Dataset records on visual material
** START **
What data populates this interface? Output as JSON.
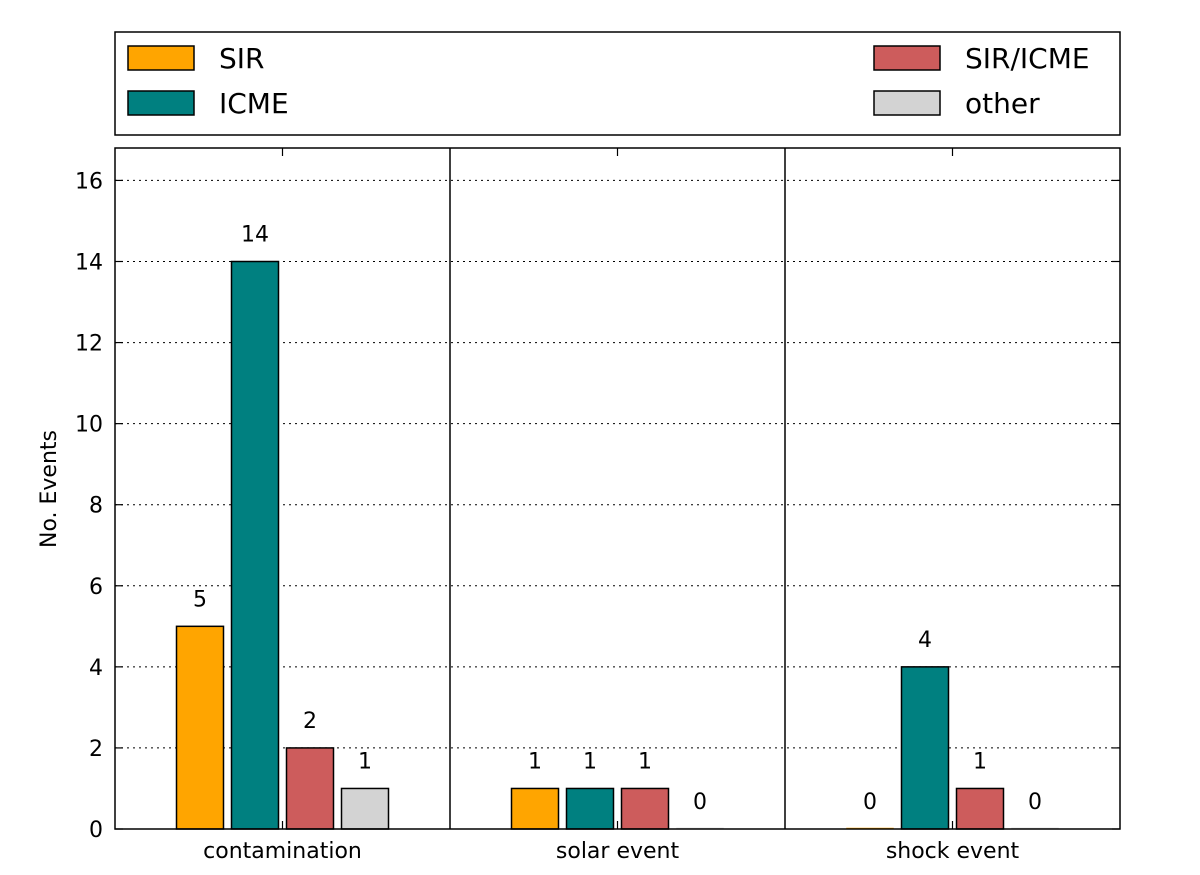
{
  "chart_data": {
    "type": "bar",
    "categories": [
      "contamination",
      "solar event",
      "shock event"
    ],
    "series": [
      {
        "name": "SIR",
        "color": "#ffa500",
        "values": [
          5,
          1,
          0
        ]
      },
      {
        "name": "ICME",
        "color": "#008080",
        "values": [
          14,
          1,
          4
        ]
      },
      {
        "name": "SIR/ICME",
        "color": "#cd5c5c",
        "values": [
          2,
          1,
          1
        ]
      },
      {
        "name": "other",
        "color": "#d3d3d3",
        "values": [
          1,
          0,
          0
        ]
      }
    ],
    "title": "",
    "xlabel": "",
    "ylabel": "No. Events",
    "ylim": [
      0,
      16.8
    ],
    "yticks": [
      0,
      2,
      4,
      6,
      8,
      10,
      12,
      14,
      16
    ],
    "grid": "y dotted",
    "legend": "top, above plot, two columns",
    "show_data_labels": true
  }
}
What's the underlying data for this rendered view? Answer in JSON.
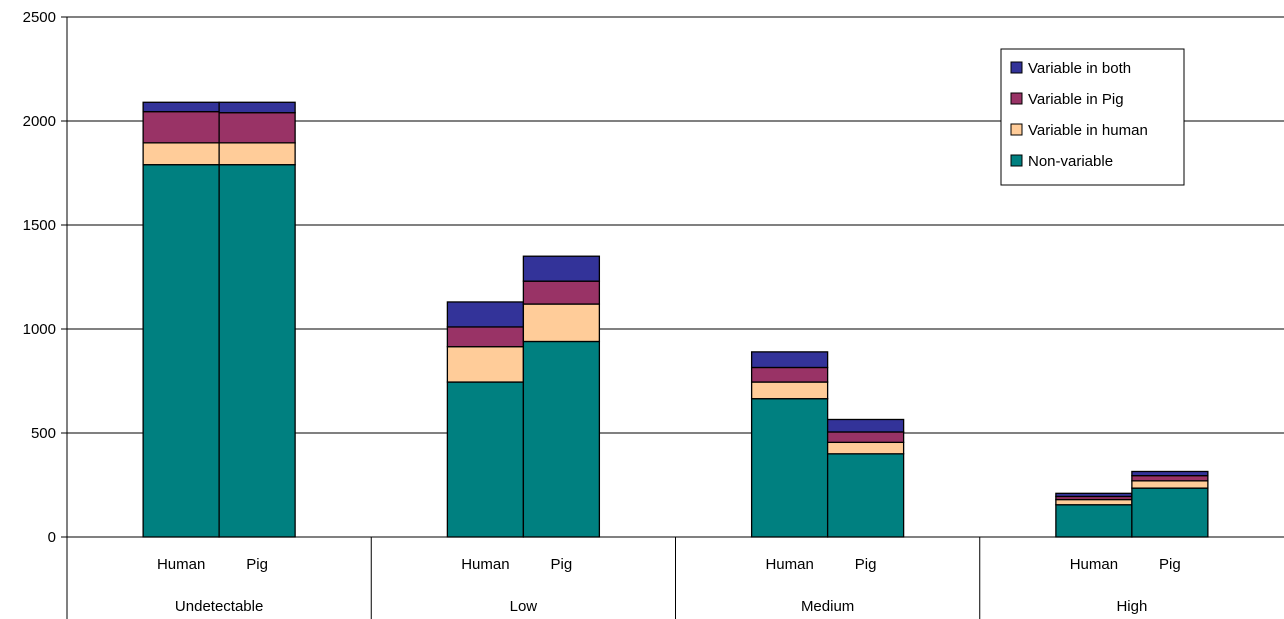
{
  "chart_data": {
    "type": "bar",
    "stacked": true,
    "groups": [
      "Undetectable",
      "Low",
      "Medium",
      "High"
    ],
    "subcategories": [
      "Human",
      "Pig"
    ],
    "ylim": [
      0,
      2500
    ],
    "yticks": [
      0,
      500,
      1000,
      1500,
      2000,
      2500
    ],
    "grid": true,
    "legend_position": "top-right",
    "series": [
      {
        "name": "Non-variable",
        "color": "#008080",
        "values": [
          [
            1790,
            1790
          ],
          [
            745,
            940
          ],
          [
            665,
            400
          ],
          [
            155,
            235
          ]
        ]
      },
      {
        "name": "Variable in human",
        "color": "#FFCC99",
        "values": [
          [
            105,
            105
          ],
          [
            170,
            180
          ],
          [
            80,
            55
          ],
          [
            25,
            35
          ]
        ]
      },
      {
        "name": "Variable in Pig",
        "color": "#993366",
        "values": [
          [
            150,
            145
          ],
          [
            95,
            110
          ],
          [
            70,
            50
          ],
          [
            15,
            25
          ]
        ]
      },
      {
        "name": "Variable in both",
        "color": "#333399",
        "values": [
          [
            45,
            50
          ],
          [
            120,
            120
          ],
          [
            75,
            60
          ],
          [
            15,
            20
          ]
        ]
      }
    ]
  }
}
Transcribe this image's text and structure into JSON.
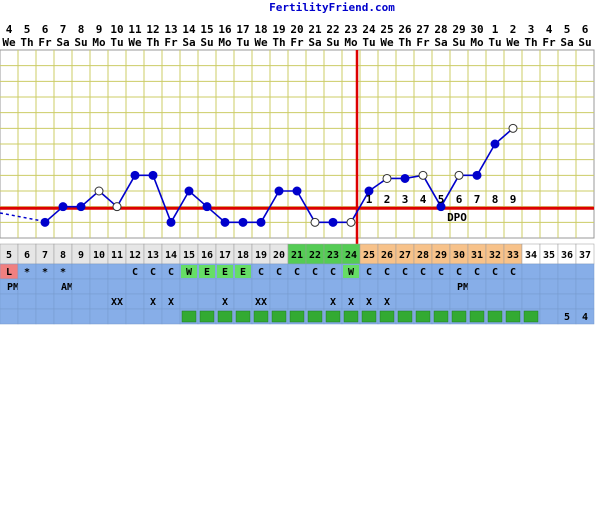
{
  "chart_data": {
    "type": "line",
    "title": "FertilityFriend.com",
    "xlabel": "",
    "ylabel": "",
    "grid": true,
    "dates": [
      "4",
      "5",
      "6",
      "7",
      "8",
      "9",
      "10",
      "11",
      "12",
      "13",
      "14",
      "15",
      "16",
      "17",
      "18",
      "19",
      "20",
      "21",
      "22",
      "23",
      "24",
      "25",
      "26",
      "27",
      "28",
      "29",
      "30",
      "1",
      "2",
      "3",
      "4",
      "5",
      "6"
    ],
    "weekdays": [
      "We",
      "Th",
      "Fr",
      "Sa",
      "Su",
      "Mo",
      "Tu",
      "We",
      "Th",
      "Fr",
      "Sa",
      "Su",
      "Mo",
      "Tu",
      "We",
      "Th",
      "Fr",
      "Sa",
      "Su",
      "Mo",
      "Tu",
      "We",
      "Th",
      "Fr",
      "Sa",
      "Su",
      "Mo",
      "Tu",
      "We",
      "Th",
      "Fr",
      "Sa",
      "Su"
    ],
    "cycle_days": [
      "5",
      "6",
      "7",
      "8",
      "9",
      "10",
      "11",
      "12",
      "13",
      "14",
      "15",
      "16",
      "17",
      "18",
      "19",
      "20",
      "21",
      "22",
      "23",
      "24",
      "25",
      "26",
      "27",
      "28",
      "29",
      "30",
      "31",
      "32",
      "33",
      "34",
      "35",
      "36",
      "37"
    ],
    "y_range": [
      0,
      12
    ],
    "series": [
      {
        "values": [
          null,
          null,
          1,
          2,
          2,
          3,
          2,
          4,
          4,
          1,
          3,
          2,
          1,
          1,
          1,
          3,
          3,
          1,
          1,
          1,
          3,
          3.8,
          3.8,
          4,
          2,
          4,
          4,
          6,
          7,
          null,
          null,
          null,
          null
        ],
        "point_style": [
          "none",
          "none",
          "filled",
          "filled",
          "filled",
          "open",
          "open",
          "filled",
          "filled",
          "filled",
          "filled",
          "filled",
          "filled",
          "filled",
          "filled",
          "filled",
          "filled",
          "open",
          "filled",
          "open",
          "filled",
          "open",
          "filled",
          "open",
          "filled",
          "open",
          "filled",
          "filled",
          "open",
          "none",
          "none",
          "none",
          "none"
        ]
      }
    ],
    "lead_in_dashed": [
      1.6,
      1.1
    ],
    "coverline": 1.9,
    "ovulation_day_index": 19,
    "dpo_labels": [
      "1",
      "2",
      "3",
      "4",
      "5",
      "6",
      "7",
      "8",
      "9"
    ],
    "dpo_text": "DPO",
    "row_menses": [
      "L",
      "*",
      "*",
      "*",
      "",
      "",
      "",
      "",
      "",
      "",
      "",
      "",
      "",
      "",
      "",
      "",
      "",
      "",
      "",
      "",
      "",
      "",
      "",
      "",
      "",
      "",
      "",
      "",
      "",
      "",
      "",
      "",
      ""
    ],
    "row_cervical": [
      "",
      "",
      "",
      "",
      "",
      "",
      "",
      "C",
      "C",
      "C",
      "W",
      "E",
      "E",
      "E",
      "C",
      "C",
      "C",
      "C",
      "C",
      "W",
      "C",
      "C",
      "C",
      "C",
      "C",
      "C",
      "C",
      "C",
      "C",
      "",
      "",
      "",
      ""
    ],
    "row_time": [
      "PM",
      "",
      "",
      "AM",
      "",
      "",
      "",
      "",
      "",
      "",
      "",
      "",
      "",
      "",
      "",
      "",
      "",
      "",
      "",
      "",
      "",
      "",
      "",
      "",
      "",
      "PM",
      "",
      "",
      "",
      "",
      "",
      "",
      ""
    ],
    "row_opk": [
      "",
      "",
      "",
      "",
      "",
      "",
      "XX",
      "",
      "X",
      "X",
      "",
      "",
      "X",
      "",
      "XX",
      "",
      "",
      "",
      "X",
      "X",
      "X",
      "X",
      "",
      "",
      "",
      "",
      "",
      "",
      "",
      "",
      "",
      "",
      ""
    ],
    "row_bottom": [
      "",
      "",
      "",
      "",
      "",
      "",
      "",
      "",
      "",
      "",
      "",
      "",
      "",
      "",
      "",
      "",
      "",
      "",
      "",
      "",
      "",
      "",
      "",
      "",
      "",
      "",
      "",
      "",
      "",
      "",
      "",
      "5",
      "4"
    ],
    "colors": {
      "line": "#0000cc",
      "coverline": "#dd0000",
      "ovulation": "#dd0000",
      "grid": "#cccc66",
      "menses": "#f08080",
      "cervical_row": "#87aee8",
      "fertile_cell": "#66dd66",
      "fertile_day": "#55cc55",
      "luteal_day": "#f7c28a",
      "green_box": "#33aa33",
      "day_cell": "#e6e6e6"
    }
  }
}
** END **
> **Do this**: Repeat all of the entries word for word, but omit the pictures.

> **Response**:
What data populates this interface? Output as JSON.
{
  "chart_data": {
    "type": "bar",
    "categories": [
      "contamination",
      "solar event",
      "shock event"
    ],
    "series": [
      {
        "name": "SIR",
        "color": "#ffa500",
        "values": [
          5,
          1,
          0
        ]
      },
      {
        "name": "ICME",
        "color": "#008080",
        "values": [
          14,
          1,
          4
        ]
      },
      {
        "name": "SIR/ICME",
        "color": "#cd5c5c",
        "values": [
          2,
          1,
          1
        ]
      },
      {
        "name": "other",
        "color": "#d3d3d3",
        "values": [
          1,
          0,
          0
        ]
      }
    ],
    "title": "",
    "xlabel": "",
    "ylabel": "No. Events",
    "ylim": [
      0,
      16.8
    ],
    "yticks": [
      0,
      2,
      4,
      6,
      8,
      10,
      12,
      14,
      16
    ],
    "grid": "y dotted",
    "legend": "top, above plot, two columns",
    "show_data_labels": true
  }
}
What's the underlying data for this rendered view? Answer in JSON.
{
  "chart_data": {
    "type": "bar",
    "stacked": true,
    "groups": [
      "Undetectable",
      "Low",
      "Medium",
      "High"
    ],
    "subcategories": [
      "Human",
      "Pig"
    ],
    "ylim": [
      0,
      2500
    ],
    "yticks": [
      0,
      500,
      1000,
      1500,
      2000,
      2500
    ],
    "grid": true,
    "legend_position": "top-right",
    "series": [
      {
        "name": "Non-variable",
        "color": "#008080",
        "values": [
          [
            1790,
            1790
          ],
          [
            745,
            940
          ],
          [
            665,
            400
          ],
          [
            155,
            235
          ]
        ]
      },
      {
        "name": "Variable in human",
        "color": "#FFCC99",
        "values": [
          [
            105,
            105
          ],
          [
            170,
            180
          ],
          [
            80,
            55
          ],
          [
            25,
            35
          ]
        ]
      },
      {
        "name": "Variable in Pig",
        "color": "#993366",
        "values": [
          [
            150,
            145
          ],
          [
            95,
            110
          ],
          [
            70,
            50
          ],
          [
            15,
            25
          ]
        ]
      },
      {
        "name": "Variable in both",
        "color": "#333399",
        "values": [
          [
            45,
            50
          ],
          [
            120,
            120
          ],
          [
            75,
            60
          ],
          [
            15,
            20
          ]
        ]
      }
    ]
  }
}
Transcribe this image's text and structure into JSON.
{
  "chart_data": {
    "type": "line",
    "title": "FertilityFriend.com",
    "xlabel": "",
    "ylabel": "",
    "grid": true,
    "dates": [
      "4",
      "5",
      "6",
      "7",
      "8",
      "9",
      "10",
      "11",
      "12",
      "13",
      "14",
      "15",
      "16",
      "17",
      "18",
      "19",
      "20",
      "21",
      "22",
      "23",
      "24",
      "25",
      "26",
      "27",
      "28",
      "29",
      "30",
      "1",
      "2",
      "3",
      "4",
      "5",
      "6"
    ],
    "weekdays": [
      "We",
      "Th",
      "Fr",
      "Sa",
      "Su",
      "Mo",
      "Tu",
      "We",
      "Th",
      "Fr",
      "Sa",
      "Su",
      "Mo",
      "Tu",
      "We",
      "Th",
      "Fr",
      "Sa",
      "Su",
      "Mo",
      "Tu",
      "We",
      "Th",
      "Fr",
      "Sa",
      "Su",
      "Mo",
      "Tu",
      "We",
      "Th",
      "Fr",
      "Sa",
      "Su"
    ],
    "cycle_days": [
      "5",
      "6",
      "7",
      "8",
      "9",
      "10",
      "11",
      "12",
      "13",
      "14",
      "15",
      "16",
      "17",
      "18",
      "19",
      "20",
      "21",
      "22",
      "23",
      "24",
      "25",
      "26",
      "27",
      "28",
      "29",
      "30",
      "31",
      "32",
      "33",
      "34",
      "35",
      "36",
      "37"
    ],
    "y_range": [
      0,
      12
    ],
    "series": [
      {
        "values": [
          null,
          null,
          1,
          2,
          2,
          3,
          2,
          4,
          4,
          1,
          3,
          2,
          1,
          1,
          1,
          3,
          3,
          1,
          1,
          1,
          3,
          3.8,
          3.8,
          4,
          2,
          4,
          4,
          6,
          7,
          null,
          null,
          null,
          null
        ],
        "point_style": [
          "none",
          "none",
          "filled",
          "filled",
          "filled",
          "open",
          "open",
          "filled",
          "filled",
          "filled",
          "filled",
          "filled",
          "filled",
          "filled",
          "filled",
          "filled",
          "filled",
          "open",
          "filled",
          "open",
          "filled",
          "open",
          "filled",
          "open",
          "filled",
          "open",
          "filled",
          "filled",
          "open",
          "none",
          "none",
          "none",
          "none"
        ]
      }
    ],
    "lead_in_dashed": [
      1.6,
      1.1
    ],
    "coverline": 1.9,
    "ovulation_day_index": 19,
    "dpo_labels": [
      "1",
      "2",
      "3",
      "4",
      "5",
      "6",
      "7",
      "8",
      "9"
    ],
    "dpo_text": "DPO",
    "row_menses": [
      "L",
      "*",
      "*",
      "*",
      "",
      "",
      "",
      "",
      "",
      "",
      "",
      "",
      "",
      "",
      "",
      "",
      "",
      "",
      "",
      "",
      "",
      "",
      "",
      "",
      "",
      "",
      "",
      "",
      "",
      "",
      "",
      "",
      ""
    ],
    "row_cervical": [
      "",
      "",
      "",
      "",
      "",
      "",
      "",
      "C",
      "C",
      "C",
      "W",
      "E",
      "E",
      "E",
      "C",
      "C",
      "C",
      "C",
      "C",
      "W",
      "C",
      "C",
      "C",
      "C",
      "C",
      "C",
      "C",
      "C",
      "C",
      "",
      "",
      "",
      ""
    ],
    "row_time": [
      "PM",
      "",
      "",
      "AM",
      "",
      "",
      "",
      "",
      "",
      "",
      "",
      "",
      "",
      "",
      "",
      "",
      "",
      "",
      "",
      "",
      "",
      "",
      "",
      "",
      "",
      "PM",
      "",
      "",
      "",
      "",
      "",
      "",
      ""
    ],
    "row_opk": [
      "",
      "",
      "",
      "",
      "",
      "",
      "XX",
      "",
      "X",
      "X",
      "",
      "",
      "X",
      "",
      "XX",
      "",
      "",
      "",
      "X",
      "X",
      "X",
      "X",
      "",
      "",
      "",
      "",
      "",
      "",
      "",
      "",
      "",
      "",
      ""
    ],
    "row_bottom": [
      "",
      "",
      "",
      "",
      "",
      "",
      "",
      "",
      "",
      "",
      "",
      "",
      "",
      "",
      "",
      "",
      "",
      "",
      "",
      "",
      "",
      "",
      "",
      "",
      "",
      "",
      "",
      "",
      "",
      "",
      "",
      "5",
      "4"
    ],
    "colors": {
      "line": "#0000cc",
      "coverline": "#dd0000",
      "ovulation": "#dd0000",
      "grid": "#cccc66",
      "menses": "#f08080",
      "cervical_row": "#87aee8",
      "fertile_cell": "#66dd66",
      "fertile_day": "#55cc55",
      "luteal_day": "#f7c28a",
      "green_box": "#33aa33",
      "day_cell": "#e6e6e6"
    }
  }
}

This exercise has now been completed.